**What is being asked:**
Every record must be repeated exactly; omit any pictures they contain.

[Stored data entries]
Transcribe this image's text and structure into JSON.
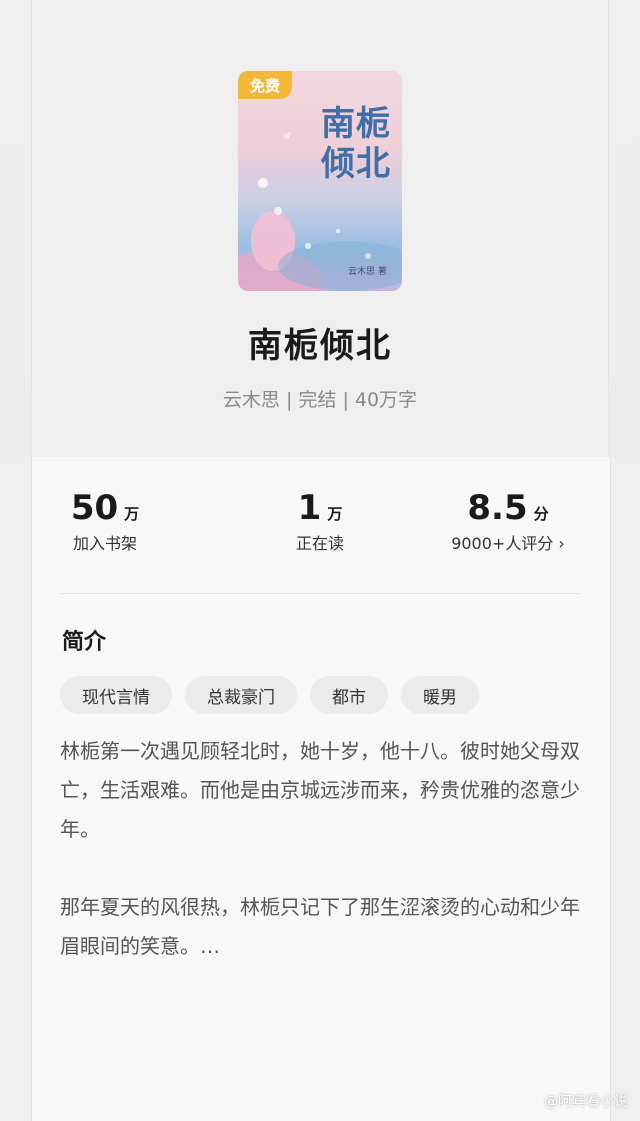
{
  "book": {
    "free_badge": "免费",
    "cover_title_line1": "南栀",
    "cover_title_line2": "倾北",
    "cover_author": "云木思 著",
    "title": "南栀倾北",
    "meta": "云木思 | 完结 | 40万字"
  },
  "stats": {
    "shelf": {
      "value": "50",
      "unit": "万",
      "label": "加入书架"
    },
    "reading": {
      "value": "1",
      "unit": "万",
      "label": "正在读"
    },
    "rating": {
      "value": "8.5",
      "unit": "分",
      "label": "9000+人评分 ›"
    }
  },
  "intro": {
    "heading": "简介",
    "tags": [
      "现代言情",
      "总裁豪门",
      "都市",
      "暖男"
    ],
    "paragraph1": "林栀第一次遇见顾轻北时，她十岁，他十八。彼时她父母双亡，生活艰难。而他是由京城远涉而来，矜贵优雅的恣意少年。",
    "paragraph2": "那年夏天的风很热，林栀只记下了那生涩滚烫的心动和少年眉眼间的笑意。…"
  },
  "watermark": "@阿宾看小说",
  "colors": {
    "badge": "#f1b83a",
    "cover_title": "#3f6fa6"
  }
}
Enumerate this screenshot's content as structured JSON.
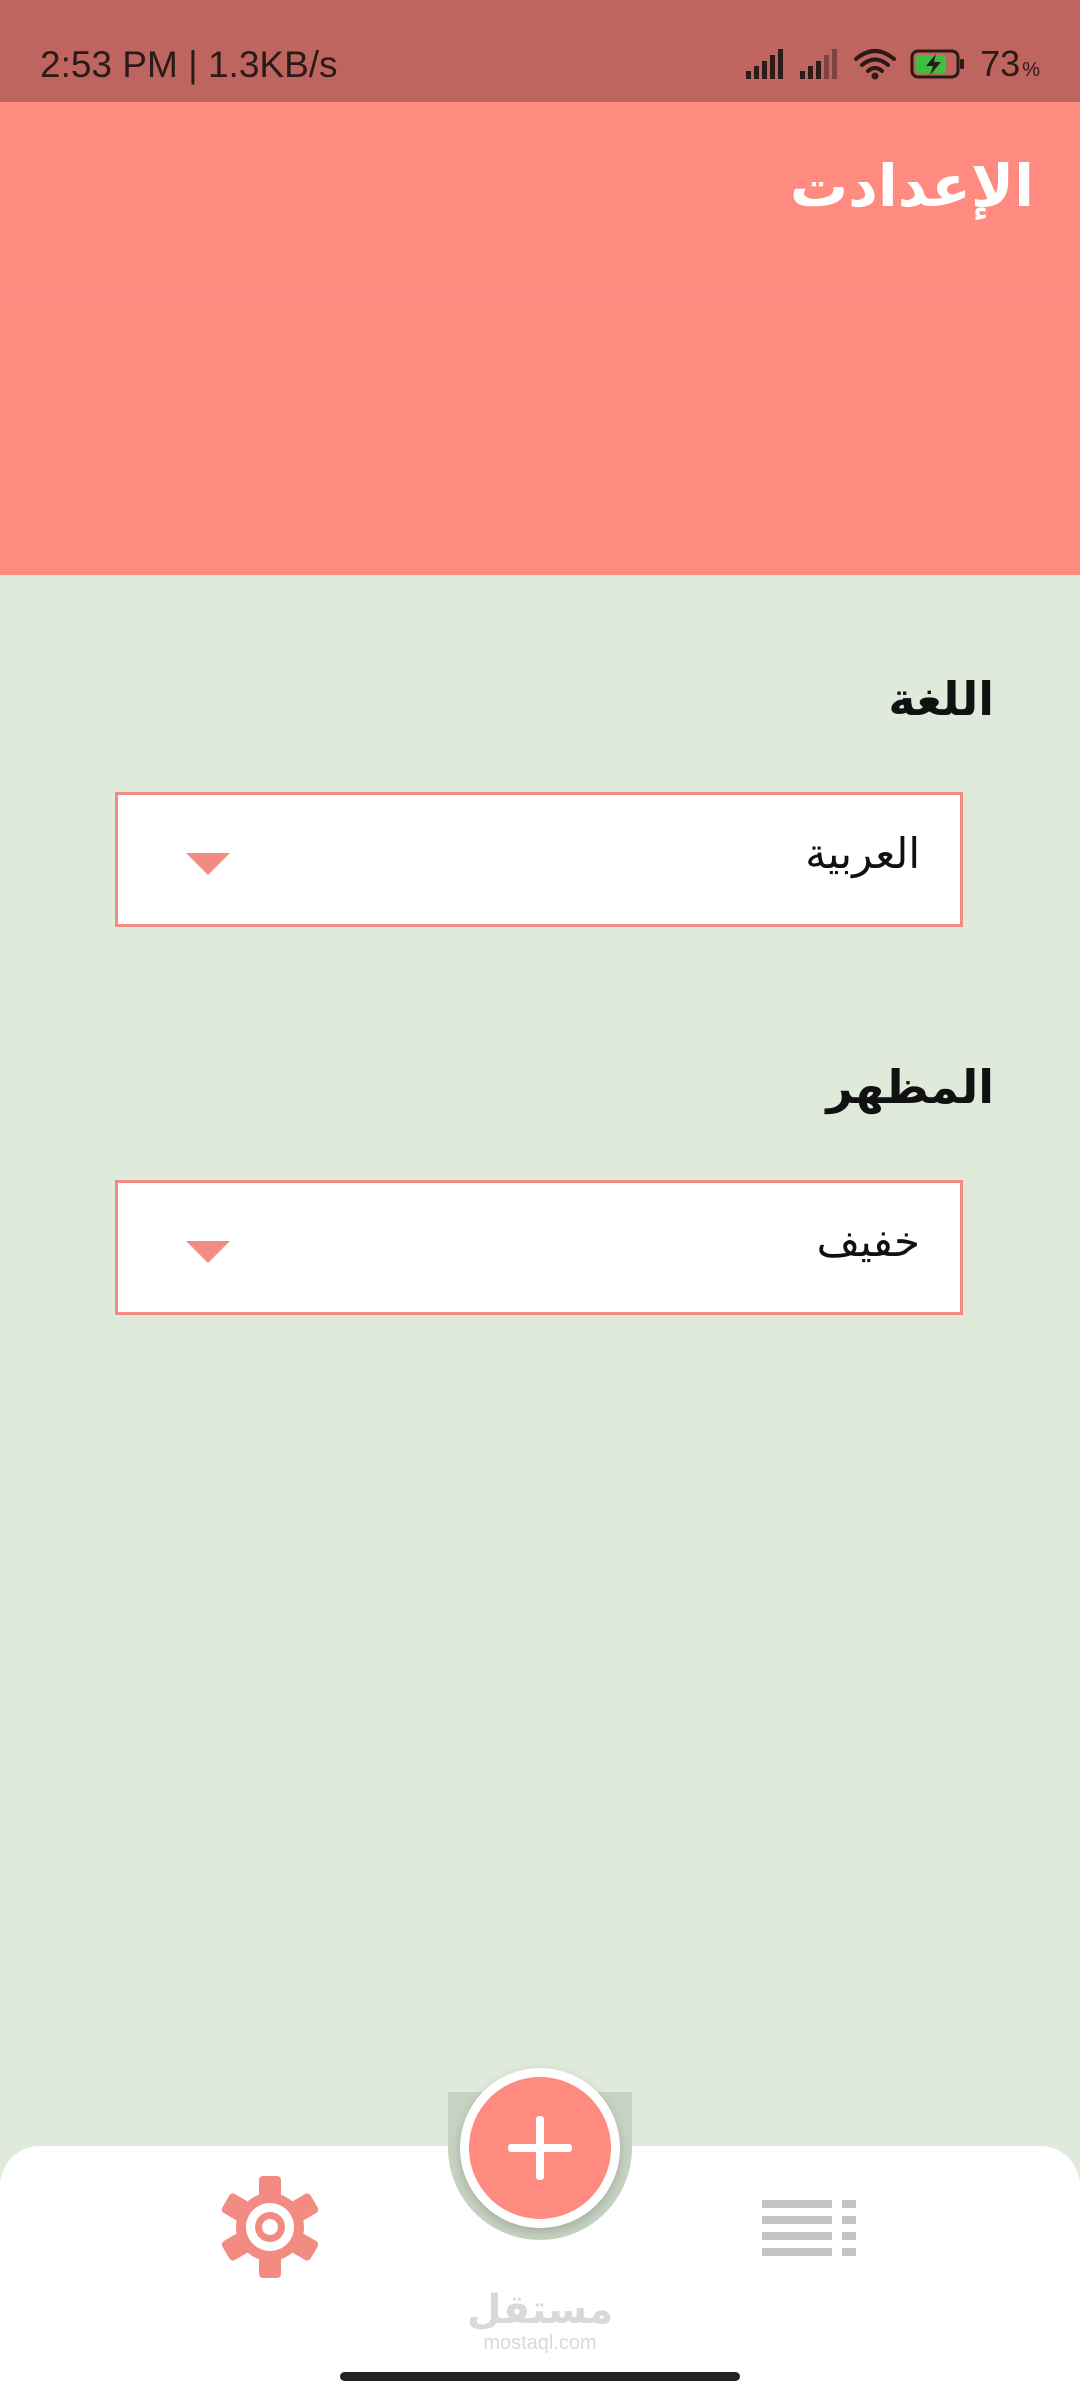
{
  "status_bar": {
    "time_speed": "2:53 PM | 1.3KB/s",
    "battery_percent": "73",
    "battery_unit": "%",
    "icons": [
      "signal-icon",
      "signal-icon",
      "wifi-icon",
      "battery-charging-icon"
    ]
  },
  "header": {
    "title": "الإعدادت"
  },
  "settings": {
    "language": {
      "label": "اللغة",
      "selected": "العربية"
    },
    "theme": {
      "label": "المظهر",
      "selected": "خفيف"
    }
  },
  "bottom_nav": {
    "items": [
      "gear-icon",
      "plus-icon",
      "list-icon"
    ]
  },
  "watermark": {
    "arabic": "مستقل",
    "latin": "mostaql.com"
  },
  "colors": {
    "status_bar": "#bf6560",
    "accent": "#ff8a80",
    "background": "#dfeadb",
    "border": "#f28b82",
    "nav_inactive": "#c4c4c4"
  }
}
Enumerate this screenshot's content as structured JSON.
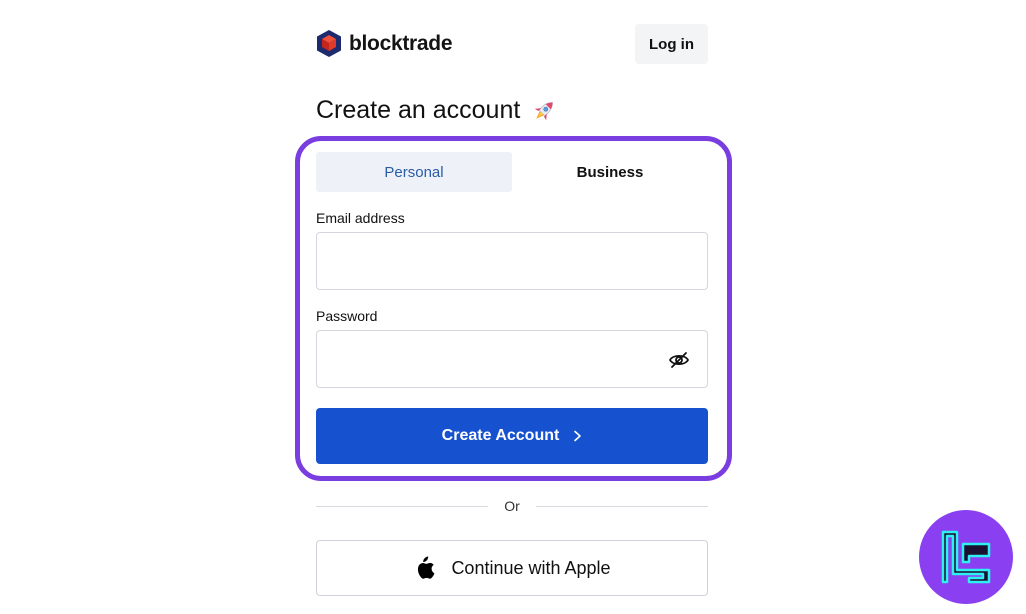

**Problem solution:**
Transcribe this image's text and structure into JSON.
{
  "book": {
    "free_badge": "免费",
    "cover_title_line1": "南栀",
    "cover_title_line2": "倾北",
    "cover_author": "云木思 著",
    "title": "南栀倾北",
    "meta": "云木思 | 完结 | 40万字"
  },
  "stats": {
    "shelf": {
      "value": "50",
      "unit": "万",
      "label": "加入书架"
    },
    "reading": {
      "value": "1",
      "unit": "万",
      "label": "正在读"
    },
    "rating": {
      "value": "8.5",
      "unit": "分",
      "label": "9000+人评分 ›"
    }
  },
  "intro": {
    "heading": "简介",
    "tags": [
      "现代言情",
      "总裁豪门",
      "都市",
      "暖男"
    ],
    "paragraph1": "林栀第一次遇见顾轻北时，她十岁，他十八。彼时她父母双亡，生活艰难。而他是由京城远涉而来，矜贵优雅的恣意少年。",
    "paragraph2": "那年夏天的风很热，林栀只记下了那生涩滚烫的心动和少年眉眼间的笑意。…"
  },
  "watermark": "@阿宾看小说",
  "colors": {
    "badge": "#f1b83a",
    "cover_title": "#3f6fa6"
  }
}
Enumerate this screenshot's content as structured JSON.
{
  "status_bar": {
    "time_speed": "2:53 PM | 1.3KB/s",
    "battery_percent": "73",
    "battery_unit": "%",
    "icons": [
      "signal-icon",
      "signal-icon",
      "wifi-icon",
      "battery-charging-icon"
    ]
  },
  "header": {
    "title": "الإعدادت"
  },
  "settings": {
    "language": {
      "label": "اللغة",
      "selected": "العربية"
    },
    "theme": {
      "label": "المظهر",
      "selected": "خفيف"
    }
  },
  "bottom_nav": {
    "items": [
      "gear-icon",
      "plus-icon",
      "list-icon"
    ]
  },
  "watermark": {
    "arabic": "مستقل",
    "latin": "mostaql.com"
  },
  "colors": {
    "status_bar": "#bf6560",
    "accent": "#ff8a80",
    "background": "#dfeadb",
    "border": "#f28b82",
    "nav_inactive": "#c4c4c4"
  }
}
Enumerate this screenshot's content as structured JSON.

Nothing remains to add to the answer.